== RECORDS SUPPLIED

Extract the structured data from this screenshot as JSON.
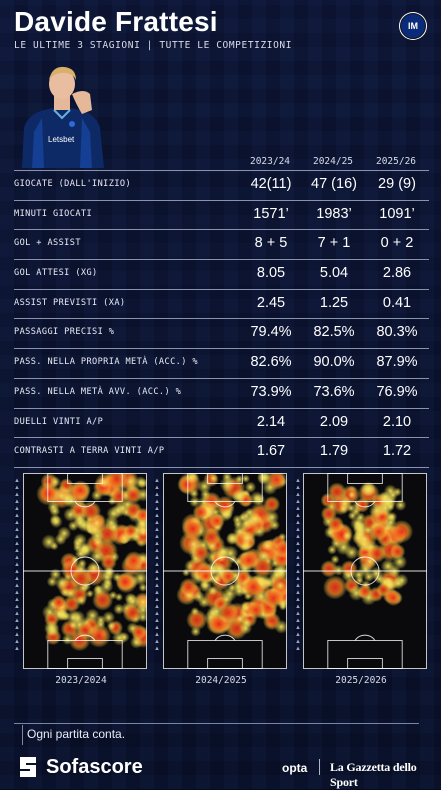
{
  "header": {
    "title": "Davide Frattesi",
    "subtitle": "LE ULTIME 3 STAGIONI | TUTTE LE COMPETIZIONI",
    "crest_label": "IM"
  },
  "seasons": [
    "2023/24",
    "2024/25",
    "2025/26"
  ],
  "stats": [
    {
      "label": "GIOCATE (DALL'INIZIO)",
      "values": [
        "42(11)",
        "47 (16)",
        "29 (9)"
      ]
    },
    {
      "label": "MINUTI GIOCATI",
      "values": [
        "1571’",
        "1983’",
        "1091’"
      ]
    },
    {
      "label": "GOL + ASSIST",
      "values": [
        "8 + 5",
        "7 + 1",
        "0 + 2"
      ]
    },
    {
      "label": "GOL ATTESI (XG)",
      "values": [
        "8.05",
        "5.04",
        "2.86"
      ]
    },
    {
      "label": "ASSIST PREVISTI (XA)",
      "values": [
        "2.45",
        "1.25",
        "0.41"
      ]
    },
    {
      "label": "PASSAGGI PRECISI %",
      "values": [
        "79.4%",
        "82.5%",
        "80.3%"
      ]
    },
    {
      "label": "PASS. NELLA PROPRIA METÀ (ACC.) %",
      "values": [
        "82.6%",
        "90.0%",
        "87.9%"
      ]
    },
    {
      "label": "PASS. NELLA METÀ AVV. (ACC.) %",
      "values": [
        "73.9%",
        "73.6%",
        "76.9%"
      ]
    },
    {
      "label": "DUELLI VINTI A/P",
      "values": [
        "2.14",
        "2.09",
        "2.10"
      ]
    },
    {
      "label": "CONTRASTI A TERRA VINTI A/P",
      "values": [
        "1.67",
        "1.79",
        "1.72"
      ]
    }
  ],
  "heatmaps": [
    {
      "label": "2023/2024"
    },
    {
      "label": "2024/2025"
    },
    {
      "label": "2025/2026"
    }
  ],
  "tagline": "Ogni partita conta.",
  "footer": {
    "brand": "Sofascore",
    "partner1": "opta",
    "partner2": "La Gazzetta dello Sport"
  },
  "colors": {
    "background": "#070d22",
    "heat_low": "#f4e25a",
    "heat_high": "#e8281a"
  }
}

====

(WHAT IS EXPECTED) Take the records above and transcribe them exactly, dropping every picture.

(TASK SOLUTION)
Extract the structured data from this screenshot as JSON.
{
  "header": {
    "title": "Davide Frattesi",
    "subtitle": "LE ULTIME 3 STAGIONI | TUTTE LE COMPETIZIONI",
    "crest_label": "IM"
  },
  "seasons": [
    "2023/24",
    "2024/25",
    "2025/26"
  ],
  "stats": [
    {
      "label": "GIOCATE (DALL'INIZIO)",
      "values": [
        "42(11)",
        "47 (16)",
        "29 (9)"
      ]
    },
    {
      "label": "MINUTI GIOCATI",
      "values": [
        "1571’",
        "1983’",
        "1091’"
      ]
    },
    {
      "label": "GOL + ASSIST",
      "values": [
        "8 + 5",
        "7 + 1",
        "0 + 2"
      ]
    },
    {
      "label": "GOL ATTESI (XG)",
      "values": [
        "8.05",
        "5.04",
        "2.86"
      ]
    },
    {
      "label": "ASSIST PREVISTI (XA)",
      "values": [
        "2.45",
        "1.25",
        "0.41"
      ]
    },
    {
      "label": "PASSAGGI PRECISI %",
      "values": [
        "79.4%",
        "82.5%",
        "80.3%"
      ]
    },
    {
      "label": "PASS. NELLA PROPRIA METÀ (ACC.) %",
      "values": [
        "82.6%",
        "90.0%",
        "87.9%"
      ]
    },
    {
      "label": "PASS. NELLA METÀ AVV. (ACC.) %",
      "values": [
        "73.9%",
        "73.6%",
        "76.9%"
      ]
    },
    {
      "label": "DUELLI VINTI A/P",
      "values": [
        "2.14",
        "2.09",
        "2.10"
      ]
    },
    {
      "label": "CONTRASTI A TERRA VINTI A/P",
      "values": [
        "1.67",
        "1.79",
        "1.72"
      ]
    }
  ],
  "heatmaps": [
    {
      "label": "2023/2024"
    },
    {
      "label": "2024/2025"
    },
    {
      "label": "2025/2026"
    }
  ],
  "tagline": "Ogni partita conta.",
  "footer": {
    "brand": "Sofascore",
    "partner1": "opta",
    "partner2": "La Gazzetta dello Sport"
  },
  "colors": {
    "background": "#070d22",
    "heat_low": "#f4e25a",
    "heat_high": "#e8281a"
  }
}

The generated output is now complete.